_Extracted material_

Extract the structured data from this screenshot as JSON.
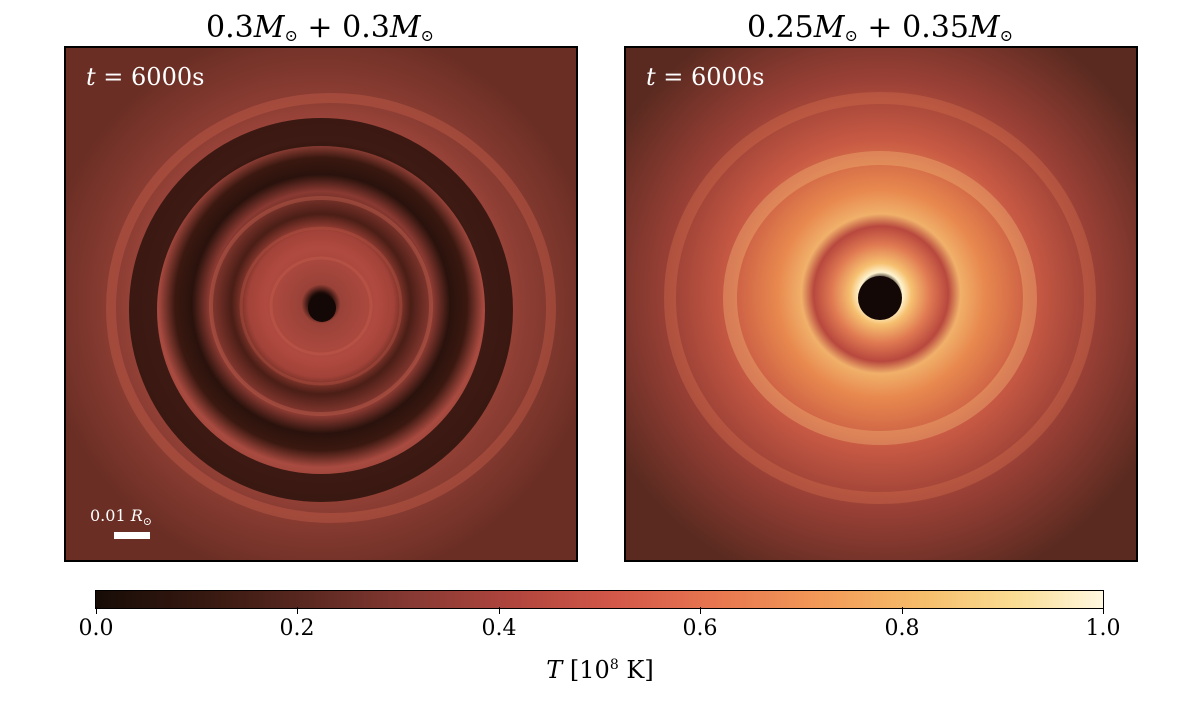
{
  "panels": [
    {
      "title": {
        "mass1": "0.3",
        "mass2": "0.3"
      },
      "time_label": {
        "value": "6000",
        "unit": "s"
      },
      "scale_bar": {
        "value": "0.01",
        "unit": "R"
      }
    },
    {
      "title": {
        "mass1": "0.25",
        "mass2": "0.35"
      },
      "time_label": {
        "value": "6000",
        "unit": "s"
      }
    }
  ],
  "colorbar": {
    "ticks": [
      "0.0",
      "0.2",
      "0.4",
      "0.6",
      "0.8",
      "1.0"
    ],
    "tick_values": [
      0.0,
      0.2,
      0.4,
      0.6,
      0.8,
      1.0
    ],
    "range": [
      0.0,
      1.0
    ],
    "label": {
      "symbol": "T",
      "exponent": "8",
      "unit": "K"
    },
    "colors": [
      "#170c06",
      "#5e2a22",
      "#b2463e",
      "#e87850",
      "#f6bd6a",
      "#fff8e0"
    ]
  }
}
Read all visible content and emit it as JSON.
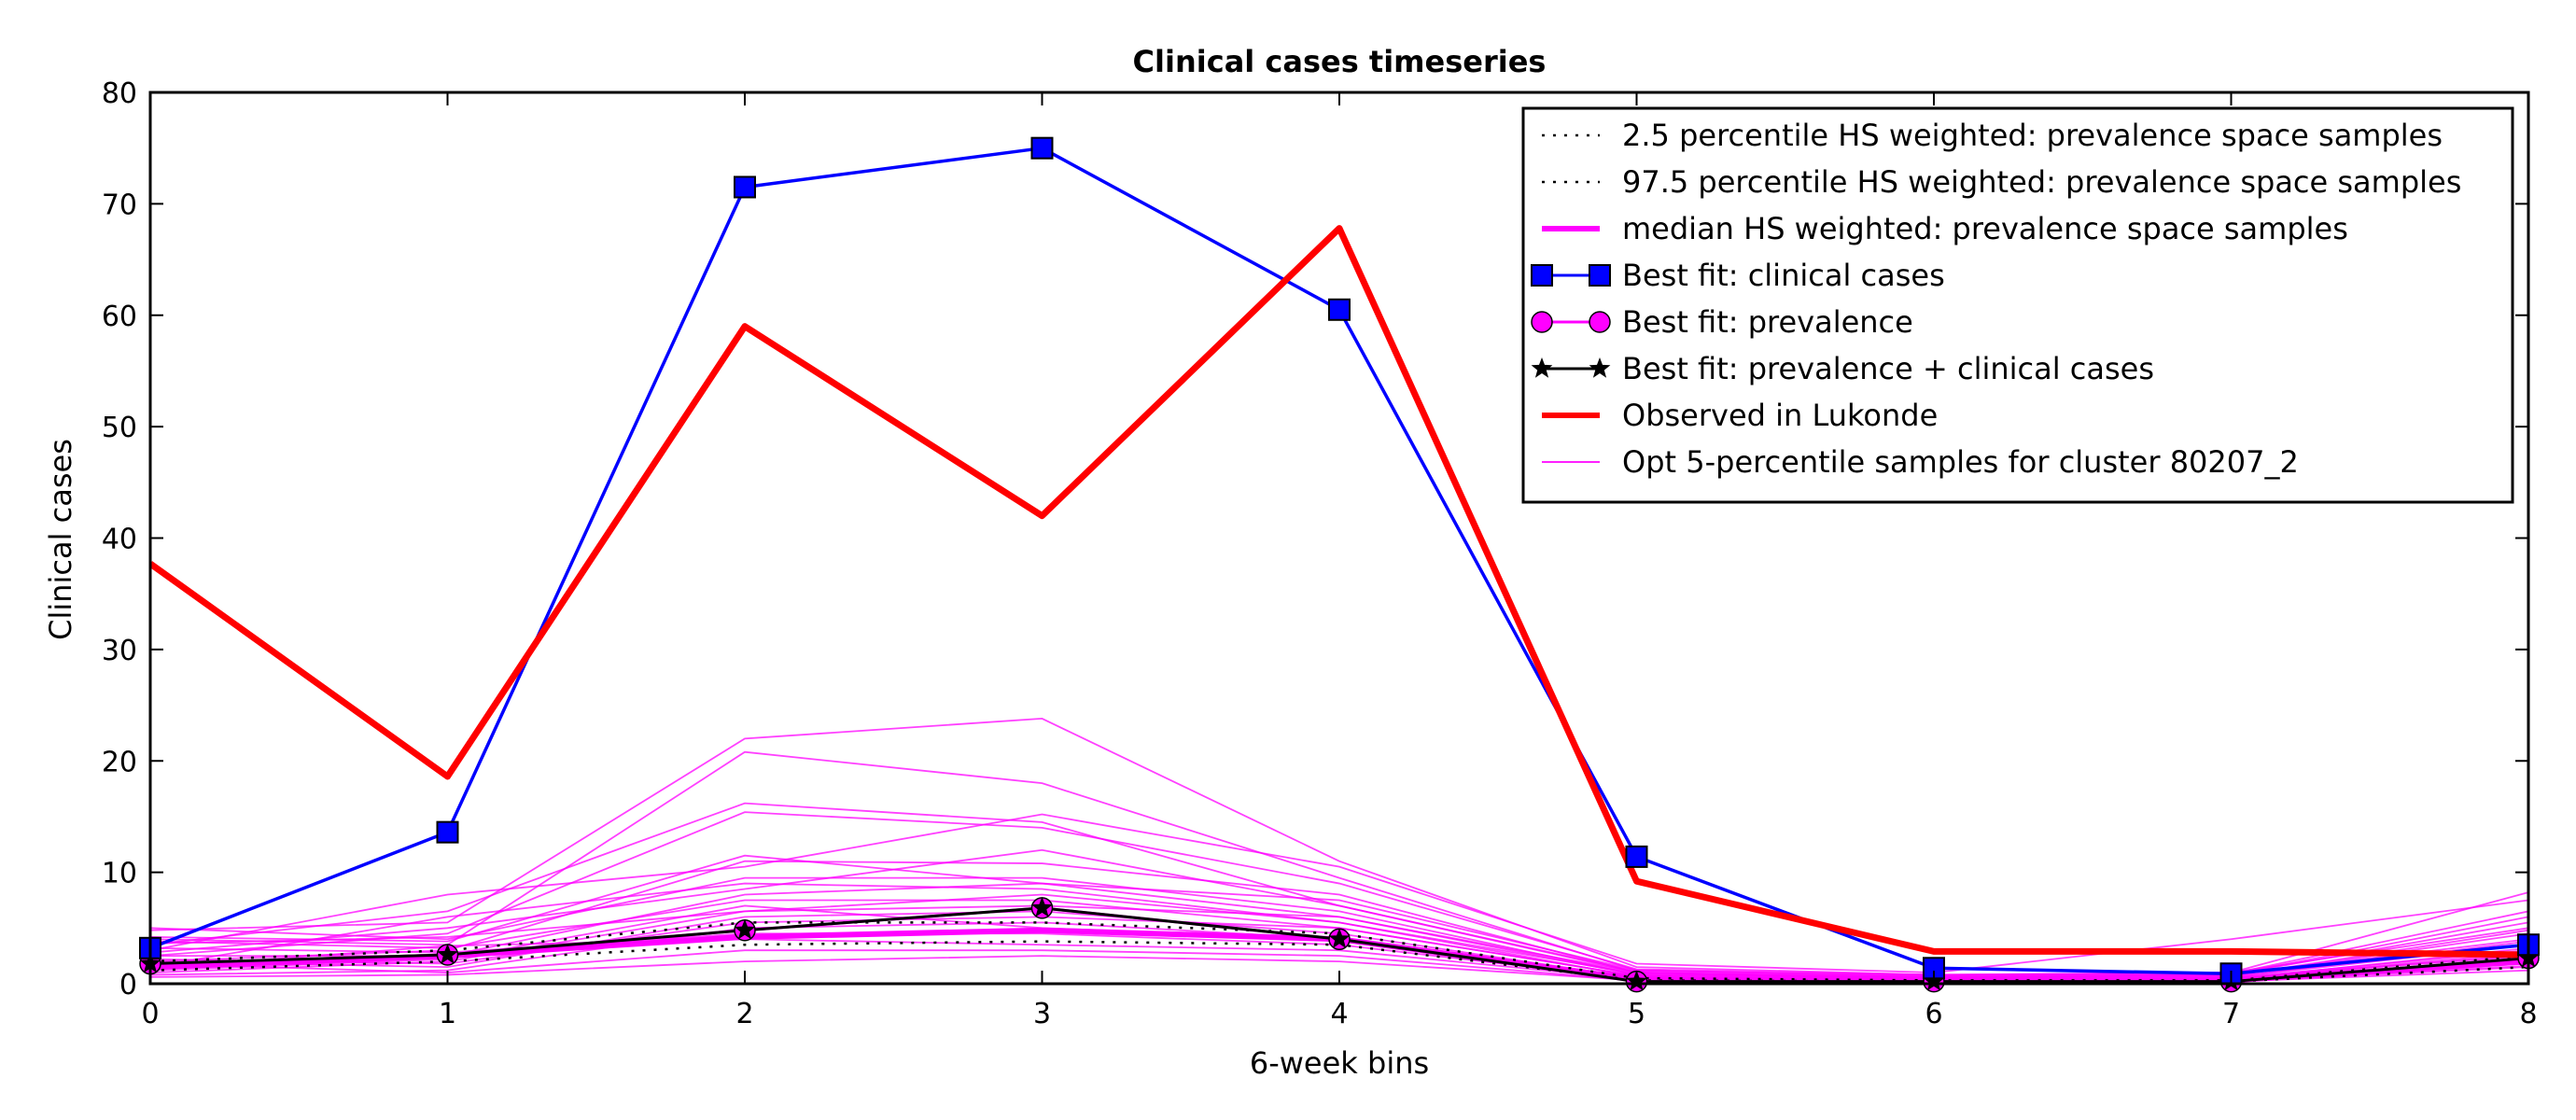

_What needs to be done_
Repeat the records above exactly, leaving out any pictures they contain.

_Output for this exercise_
Extract the structured data from this screenshot as JSON.
{
  "panels": [
    {
      "title": {
        "mass1": "0.3",
        "mass2": "0.3"
      },
      "time_label": {
        "value": "6000",
        "unit": "s"
      },
      "scale_bar": {
        "value": "0.01",
        "unit": "R"
      }
    },
    {
      "title": {
        "mass1": "0.25",
        "mass2": "0.35"
      },
      "time_label": {
        "value": "6000",
        "unit": "s"
      }
    }
  ],
  "colorbar": {
    "ticks": [
      "0.0",
      "0.2",
      "0.4",
      "0.6",
      "0.8",
      "1.0"
    ],
    "tick_values": [
      0.0,
      0.2,
      0.4,
      0.6,
      0.8,
      1.0
    ],
    "range": [
      0.0,
      1.0
    ],
    "label": {
      "symbol": "T",
      "exponent": "8",
      "unit": "K"
    },
    "colors": [
      "#170c06",
      "#5e2a22",
      "#b2463e",
      "#e87850",
      "#f6bd6a",
      "#fff8e0"
    ]
  }
}
Read all visible content and emit it as JSON.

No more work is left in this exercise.